GOAL: Please repeat all of the listing exactly.

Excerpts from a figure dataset

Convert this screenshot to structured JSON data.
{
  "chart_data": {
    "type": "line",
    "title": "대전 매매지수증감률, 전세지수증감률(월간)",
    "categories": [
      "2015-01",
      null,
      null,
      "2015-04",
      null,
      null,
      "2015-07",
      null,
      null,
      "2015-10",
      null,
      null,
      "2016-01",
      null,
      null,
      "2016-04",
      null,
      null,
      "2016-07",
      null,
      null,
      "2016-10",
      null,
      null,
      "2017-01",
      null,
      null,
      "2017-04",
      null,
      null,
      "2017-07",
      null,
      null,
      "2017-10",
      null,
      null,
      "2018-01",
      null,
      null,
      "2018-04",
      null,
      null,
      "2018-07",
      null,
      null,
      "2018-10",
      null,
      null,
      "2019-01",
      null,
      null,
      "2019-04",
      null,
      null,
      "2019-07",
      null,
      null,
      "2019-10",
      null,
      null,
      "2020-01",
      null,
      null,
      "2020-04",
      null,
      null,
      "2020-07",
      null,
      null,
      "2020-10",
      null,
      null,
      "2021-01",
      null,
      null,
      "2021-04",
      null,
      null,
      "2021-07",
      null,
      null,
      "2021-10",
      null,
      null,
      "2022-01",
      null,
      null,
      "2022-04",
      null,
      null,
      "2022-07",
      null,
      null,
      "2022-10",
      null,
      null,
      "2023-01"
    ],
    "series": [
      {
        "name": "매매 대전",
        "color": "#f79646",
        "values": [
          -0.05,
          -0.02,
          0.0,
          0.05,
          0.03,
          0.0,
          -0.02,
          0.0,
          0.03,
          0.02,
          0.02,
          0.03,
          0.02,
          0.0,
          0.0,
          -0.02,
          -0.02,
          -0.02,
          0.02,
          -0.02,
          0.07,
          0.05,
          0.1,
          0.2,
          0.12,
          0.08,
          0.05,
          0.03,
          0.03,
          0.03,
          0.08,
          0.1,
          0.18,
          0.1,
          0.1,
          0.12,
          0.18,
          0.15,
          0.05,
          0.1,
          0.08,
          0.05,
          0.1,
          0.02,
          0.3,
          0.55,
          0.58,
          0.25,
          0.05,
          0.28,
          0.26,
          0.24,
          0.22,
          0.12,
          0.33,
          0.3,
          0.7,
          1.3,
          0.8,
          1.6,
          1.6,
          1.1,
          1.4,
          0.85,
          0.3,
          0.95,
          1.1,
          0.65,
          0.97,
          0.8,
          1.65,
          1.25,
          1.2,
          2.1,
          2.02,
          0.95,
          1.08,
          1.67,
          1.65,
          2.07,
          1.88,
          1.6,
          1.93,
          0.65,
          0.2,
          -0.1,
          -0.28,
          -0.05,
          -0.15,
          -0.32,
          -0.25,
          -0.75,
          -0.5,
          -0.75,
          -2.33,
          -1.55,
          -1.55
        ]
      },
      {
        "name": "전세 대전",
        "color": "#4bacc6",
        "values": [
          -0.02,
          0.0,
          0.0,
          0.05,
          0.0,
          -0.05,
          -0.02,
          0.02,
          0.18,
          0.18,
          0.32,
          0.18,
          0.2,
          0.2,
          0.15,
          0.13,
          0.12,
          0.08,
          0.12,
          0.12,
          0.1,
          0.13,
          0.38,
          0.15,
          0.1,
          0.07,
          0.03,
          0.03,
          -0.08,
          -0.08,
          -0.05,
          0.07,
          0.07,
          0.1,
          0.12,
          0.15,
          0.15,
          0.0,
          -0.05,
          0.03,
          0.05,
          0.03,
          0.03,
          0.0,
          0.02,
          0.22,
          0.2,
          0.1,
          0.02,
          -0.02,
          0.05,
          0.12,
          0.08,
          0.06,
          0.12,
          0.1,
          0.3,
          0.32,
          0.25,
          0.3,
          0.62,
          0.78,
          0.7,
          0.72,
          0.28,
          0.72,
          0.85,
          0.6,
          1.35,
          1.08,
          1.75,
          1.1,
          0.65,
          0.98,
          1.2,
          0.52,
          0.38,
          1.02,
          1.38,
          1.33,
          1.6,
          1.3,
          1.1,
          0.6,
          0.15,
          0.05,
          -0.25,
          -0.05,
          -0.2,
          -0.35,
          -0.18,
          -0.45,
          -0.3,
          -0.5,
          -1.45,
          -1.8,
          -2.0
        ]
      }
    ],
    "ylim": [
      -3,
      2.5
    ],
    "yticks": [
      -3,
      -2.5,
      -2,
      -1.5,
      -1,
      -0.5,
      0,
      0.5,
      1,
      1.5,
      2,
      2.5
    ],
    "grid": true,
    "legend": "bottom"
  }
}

THE RESPONSE:
Convert this screenshot to structured JSON data.
{
  "chart_data": {
    "type": "line",
    "title": "대전 매매지수증감률, 전세지수증감률(월간)",
    "categories": [
      "2015-01",
      null,
      null,
      "2015-04",
      null,
      null,
      "2015-07",
      null,
      null,
      "2015-10",
      null,
      null,
      "2016-01",
      null,
      null,
      "2016-04",
      null,
      null,
      "2016-07",
      null,
      null,
      "2016-10",
      null,
      null,
      "2017-01",
      null,
      null,
      "2017-04",
      null,
      null,
      "2017-07",
      null,
      null,
      "2017-10",
      null,
      null,
      "2018-01",
      null,
      null,
      "2018-04",
      null,
      null,
      "2018-07",
      null,
      null,
      "2018-10",
      null,
      null,
      "2019-01",
      null,
      null,
      "2019-04",
      null,
      null,
      "2019-07",
      null,
      null,
      "2019-10",
      null,
      null,
      "2020-01",
      null,
      null,
      "2020-04",
      null,
      null,
      "2020-07",
      null,
      null,
      "2020-10",
      null,
      null,
      "2021-01",
      null,
      null,
      "2021-04",
      null,
      null,
      "2021-07",
      null,
      null,
      "2021-10",
      null,
      null,
      "2022-01",
      null,
      null,
      "2022-04",
      null,
      null,
      "2022-07",
      null,
      null,
      "2022-10",
      null,
      null,
      "2023-01"
    ],
    "series": [
      {
        "name": "매매 대전",
        "color": "#f79646",
        "values": [
          -0.05,
          -0.02,
          0.0,
          0.05,
          0.03,
          0.0,
          -0.02,
          0.0,
          0.03,
          0.02,
          0.02,
          0.03,
          0.02,
          0.0,
          0.0,
          -0.02,
          -0.02,
          -0.02,
          0.02,
          -0.02,
          0.07,
          0.05,
          0.1,
          0.2,
          0.12,
          0.08,
          0.05,
          0.03,
          0.03,
          0.03,
          0.08,
          0.1,
          0.18,
          0.1,
          0.1,
          0.12,
          0.18,
          0.15,
          0.05,
          0.1,
          0.08,
          0.05,
          0.1,
          0.02,
          0.3,
          0.55,
          0.58,
          0.25,
          0.05,
          0.28,
          0.26,
          0.24,
          0.22,
          0.12,
          0.33,
          0.3,
          0.7,
          1.3,
          0.8,
          1.6,
          1.6,
          1.1,
          1.4,
          0.85,
          0.3,
          0.95,
          1.1,
          0.65,
          0.97,
          0.8,
          1.65,
          1.25,
          1.2,
          2.1,
          2.02,
          0.95,
          1.08,
          1.67,
          1.65,
          2.07,
          1.88,
          1.6,
          1.93,
          0.65,
          0.2,
          -0.1,
          -0.28,
          -0.05,
          -0.15,
          -0.32,
          -0.25,
          -0.75,
          -0.5,
          -0.75,
          -2.33,
          -1.55,
          -1.55
        ]
      },
      {
        "name": "전세 대전",
        "color": "#4bacc6",
        "values": [
          -0.02,
          0.0,
          0.0,
          0.05,
          0.0,
          -0.05,
          -0.02,
          0.02,
          0.18,
          0.18,
          0.32,
          0.18,
          0.2,
          0.2,
          0.15,
          0.13,
          0.12,
          0.08,
          0.12,
          0.12,
          0.1,
          0.13,
          0.38,
          0.15,
          0.1,
          0.07,
          0.03,
          0.03,
          -0.08,
          -0.08,
          -0.05,
          0.07,
          0.07,
          0.1,
          0.12,
          0.15,
          0.15,
          0.0,
          -0.05,
          0.03,
          0.05,
          0.03,
          0.03,
          0.0,
          0.02,
          0.22,
          0.2,
          0.1,
          0.02,
          -0.02,
          0.05,
          0.12,
          0.08,
          0.06,
          0.12,
          0.1,
          0.3,
          0.32,
          0.25,
          0.3,
          0.62,
          0.78,
          0.7,
          0.72,
          0.28,
          0.72,
          0.85,
          0.6,
          1.35,
          1.08,
          1.75,
          1.1,
          0.65,
          0.98,
          1.2,
          0.52,
          0.38,
          1.02,
          1.38,
          1.33,
          1.6,
          1.3,
          1.1,
          0.6,
          0.15,
          0.05,
          -0.25,
          -0.05,
          -0.2,
          -0.35,
          -0.18,
          -0.45,
          -0.3,
          -0.5,
          -1.45,
          -1.8,
          -2.0
        ]
      }
    ],
    "ylim": [
      -3,
      2.5
    ],
    "yticks": [
      -3,
      -2.5,
      -2,
      -1.5,
      -1,
      -0.5,
      0,
      0.5,
      1,
      1.5,
      2,
      2.5
    ],
    "grid": true,
    "legend": "bottom"
  }
}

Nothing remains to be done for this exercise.